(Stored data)
***
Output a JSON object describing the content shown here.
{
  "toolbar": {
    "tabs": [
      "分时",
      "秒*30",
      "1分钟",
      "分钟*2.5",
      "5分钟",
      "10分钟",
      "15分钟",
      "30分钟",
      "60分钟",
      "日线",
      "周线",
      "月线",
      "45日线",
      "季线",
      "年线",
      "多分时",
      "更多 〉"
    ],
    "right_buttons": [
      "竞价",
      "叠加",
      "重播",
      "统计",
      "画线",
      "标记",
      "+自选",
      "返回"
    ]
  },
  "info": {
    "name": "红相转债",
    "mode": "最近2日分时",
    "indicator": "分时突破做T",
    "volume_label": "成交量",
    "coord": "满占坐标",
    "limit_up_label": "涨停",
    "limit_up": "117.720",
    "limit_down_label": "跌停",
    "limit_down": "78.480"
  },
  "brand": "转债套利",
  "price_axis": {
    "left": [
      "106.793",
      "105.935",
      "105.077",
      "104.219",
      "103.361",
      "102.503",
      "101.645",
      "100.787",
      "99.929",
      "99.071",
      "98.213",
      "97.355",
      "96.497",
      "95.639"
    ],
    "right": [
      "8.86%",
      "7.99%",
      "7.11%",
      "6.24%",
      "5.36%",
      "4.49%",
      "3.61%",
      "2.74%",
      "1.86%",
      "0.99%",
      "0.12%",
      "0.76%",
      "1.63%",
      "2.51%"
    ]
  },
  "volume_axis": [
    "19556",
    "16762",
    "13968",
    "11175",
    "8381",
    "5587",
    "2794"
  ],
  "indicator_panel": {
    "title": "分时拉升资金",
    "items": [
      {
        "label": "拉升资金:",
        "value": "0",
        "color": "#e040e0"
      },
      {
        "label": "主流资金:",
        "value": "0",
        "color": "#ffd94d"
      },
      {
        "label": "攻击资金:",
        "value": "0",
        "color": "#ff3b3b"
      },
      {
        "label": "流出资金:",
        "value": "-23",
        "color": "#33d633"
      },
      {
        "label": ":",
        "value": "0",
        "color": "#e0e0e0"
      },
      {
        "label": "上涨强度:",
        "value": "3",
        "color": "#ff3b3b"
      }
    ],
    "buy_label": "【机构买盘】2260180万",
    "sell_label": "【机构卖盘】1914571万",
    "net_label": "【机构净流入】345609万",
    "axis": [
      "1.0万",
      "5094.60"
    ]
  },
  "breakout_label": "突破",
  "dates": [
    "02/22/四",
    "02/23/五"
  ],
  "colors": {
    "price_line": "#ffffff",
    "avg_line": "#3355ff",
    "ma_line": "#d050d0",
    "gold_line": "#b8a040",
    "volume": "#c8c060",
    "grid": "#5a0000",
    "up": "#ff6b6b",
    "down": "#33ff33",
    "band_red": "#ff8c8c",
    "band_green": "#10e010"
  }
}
***
» Your instructions: Retype the records above exactly.

» Response to this exercise:
Output a JSON object describing the content shown here.
{
  "toolbar": {
    "tabs": [
      "分时",
      "秒*30",
      "1分钟",
      "分钟*2.5",
      "5分钟",
      "10分钟",
      "15分钟",
      "30分钟",
      "60分钟",
      "日线",
      "周线",
      "月线",
      "45日线",
      "季线",
      "年线",
      "多分时",
      "更多 〉"
    ],
    "right_buttons": [
      "竞价",
      "叠加",
      "重播",
      "统计",
      "画线",
      "标记",
      "+自选",
      "返回"
    ]
  },
  "info": {
    "name": "红相转债",
    "mode": "最近2日分时",
    "indicator": "分时突破做T",
    "volume_label": "成交量",
    "coord": "满占坐标",
    "limit_up_label": "涨停",
    "limit_up": "117.720",
    "limit_down_label": "跌停",
    "limit_down": "78.480"
  },
  "brand": "转债套利",
  "price_axis": {
    "left": [
      "106.793",
      "105.935",
      "105.077",
      "104.219",
      "103.361",
      "102.503",
      "101.645",
      "100.787",
      "99.929",
      "99.071",
      "98.213",
      "97.355",
      "96.497",
      "95.639"
    ],
    "right": [
      "8.86%",
      "7.99%",
      "7.11%",
      "6.24%",
      "5.36%",
      "4.49%",
      "3.61%",
      "2.74%",
      "1.86%",
      "0.99%",
      "0.12%",
      "0.76%",
      "1.63%",
      "2.51%"
    ]
  },
  "volume_axis": [
    "19556",
    "16762",
    "13968",
    "11175",
    "8381",
    "5587",
    "2794"
  ],
  "indicator_panel": {
    "title": "分时拉升资金",
    "items": [
      {
        "label": "拉升资金:",
        "value": "0",
        "color": "#e040e0"
      },
      {
        "label": "主流资金:",
        "value": "0",
        "color": "#ffd94d"
      },
      {
        "label": "攻击资金:",
        "value": "0",
        "color": "#ff3b3b"
      },
      {
        "label": "流出资金:",
        "value": "-23",
        "color": "#33d633"
      },
      {
        "label": ":",
        "value": "0",
        "color": "#e0e0e0"
      },
      {
        "label": "上涨强度:",
        "value": "3",
        "color": "#ff3b3b"
      }
    ],
    "buy_label": "【机构买盘】2260180万",
    "sell_label": "【机构卖盘】1914571万",
    "net_label": "【机构净流入】345609万",
    "axis": [
      "1.0万",
      "5094.60"
    ]
  },
  "breakout_label": "突破",
  "dates": [
    "02/22/四",
    "02/23/五"
  ],
  "colors": {
    "price_line": "#ffffff",
    "avg_line": "#3355ff",
    "ma_line": "#d050d0",
    "gold_line": "#b8a040",
    "volume": "#c8c060",
    "grid": "#5a0000",
    "up": "#ff6b6b",
    "down": "#33ff33",
    "band_red": "#ff8c8c",
    "band_green": "#10e010"
  }
}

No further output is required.